── SOURCE RECORDS

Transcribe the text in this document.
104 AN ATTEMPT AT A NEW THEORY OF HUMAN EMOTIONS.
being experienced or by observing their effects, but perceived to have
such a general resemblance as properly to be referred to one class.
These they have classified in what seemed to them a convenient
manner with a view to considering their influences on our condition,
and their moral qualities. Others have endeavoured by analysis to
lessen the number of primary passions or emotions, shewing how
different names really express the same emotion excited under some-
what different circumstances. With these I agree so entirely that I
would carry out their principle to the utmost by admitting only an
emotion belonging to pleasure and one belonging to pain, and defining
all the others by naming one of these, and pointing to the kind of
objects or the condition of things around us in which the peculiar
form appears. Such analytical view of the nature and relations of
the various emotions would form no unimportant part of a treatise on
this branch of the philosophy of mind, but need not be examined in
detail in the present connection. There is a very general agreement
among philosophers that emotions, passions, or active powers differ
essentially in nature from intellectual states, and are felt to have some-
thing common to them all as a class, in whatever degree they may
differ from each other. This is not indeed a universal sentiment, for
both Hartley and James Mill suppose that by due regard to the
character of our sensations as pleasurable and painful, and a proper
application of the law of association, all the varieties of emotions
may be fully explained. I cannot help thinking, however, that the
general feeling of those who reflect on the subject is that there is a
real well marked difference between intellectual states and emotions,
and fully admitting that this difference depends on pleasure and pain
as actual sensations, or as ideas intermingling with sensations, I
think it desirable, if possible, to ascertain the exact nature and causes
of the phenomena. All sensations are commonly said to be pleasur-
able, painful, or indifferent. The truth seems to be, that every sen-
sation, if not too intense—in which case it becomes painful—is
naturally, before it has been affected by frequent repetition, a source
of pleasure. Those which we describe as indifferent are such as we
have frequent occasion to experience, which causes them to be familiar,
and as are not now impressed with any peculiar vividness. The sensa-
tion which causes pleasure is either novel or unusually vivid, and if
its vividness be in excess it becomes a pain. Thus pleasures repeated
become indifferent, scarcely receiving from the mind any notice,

────

**REQUIREMENT**
Write out each line of the data that holds the string "view".

**EXERCISE ANSWER**
manner with a view to considering their influences on our condition,
form appears. Such analytical view of the nature and relations of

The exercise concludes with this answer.